**Exercise objective:** Find each line with the string "name" and report it.

##### The records

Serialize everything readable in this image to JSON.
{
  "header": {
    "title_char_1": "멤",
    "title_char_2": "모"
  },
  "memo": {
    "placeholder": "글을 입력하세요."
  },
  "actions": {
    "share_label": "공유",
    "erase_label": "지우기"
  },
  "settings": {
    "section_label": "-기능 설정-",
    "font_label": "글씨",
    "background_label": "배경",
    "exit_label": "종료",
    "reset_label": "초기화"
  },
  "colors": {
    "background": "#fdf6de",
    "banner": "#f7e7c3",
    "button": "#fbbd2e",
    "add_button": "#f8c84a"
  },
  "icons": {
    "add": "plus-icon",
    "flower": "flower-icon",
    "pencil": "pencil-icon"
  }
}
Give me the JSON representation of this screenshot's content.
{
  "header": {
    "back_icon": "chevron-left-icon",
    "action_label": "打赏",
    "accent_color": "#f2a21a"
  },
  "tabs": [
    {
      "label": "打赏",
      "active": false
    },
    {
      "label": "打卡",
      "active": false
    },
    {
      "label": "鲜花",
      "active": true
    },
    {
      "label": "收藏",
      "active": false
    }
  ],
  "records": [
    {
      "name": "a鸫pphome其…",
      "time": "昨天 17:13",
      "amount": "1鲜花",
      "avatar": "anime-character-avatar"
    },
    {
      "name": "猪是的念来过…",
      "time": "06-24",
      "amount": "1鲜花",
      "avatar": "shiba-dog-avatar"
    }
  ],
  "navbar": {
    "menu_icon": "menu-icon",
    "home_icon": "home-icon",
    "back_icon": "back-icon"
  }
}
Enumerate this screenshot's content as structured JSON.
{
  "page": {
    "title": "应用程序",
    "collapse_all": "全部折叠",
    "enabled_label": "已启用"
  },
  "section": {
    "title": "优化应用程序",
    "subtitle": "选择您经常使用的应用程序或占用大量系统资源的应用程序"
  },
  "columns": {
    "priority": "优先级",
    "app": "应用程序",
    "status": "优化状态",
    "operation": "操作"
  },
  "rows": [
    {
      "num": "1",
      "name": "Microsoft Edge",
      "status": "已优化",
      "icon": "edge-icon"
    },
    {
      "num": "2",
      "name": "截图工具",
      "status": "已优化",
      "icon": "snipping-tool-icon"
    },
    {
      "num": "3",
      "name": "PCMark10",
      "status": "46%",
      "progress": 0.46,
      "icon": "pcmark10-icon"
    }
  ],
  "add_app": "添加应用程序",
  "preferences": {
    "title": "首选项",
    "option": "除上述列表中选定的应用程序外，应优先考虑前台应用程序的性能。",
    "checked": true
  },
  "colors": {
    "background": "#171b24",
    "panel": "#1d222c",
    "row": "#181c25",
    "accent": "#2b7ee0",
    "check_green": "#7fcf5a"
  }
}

##########

**Reply:**
      "name": "a鸫pphome其…",
      "name": "猪是的念来过…",
      "name": "Microsoft Edge",
      "name": "截图工具",
      "name": "PCMark10",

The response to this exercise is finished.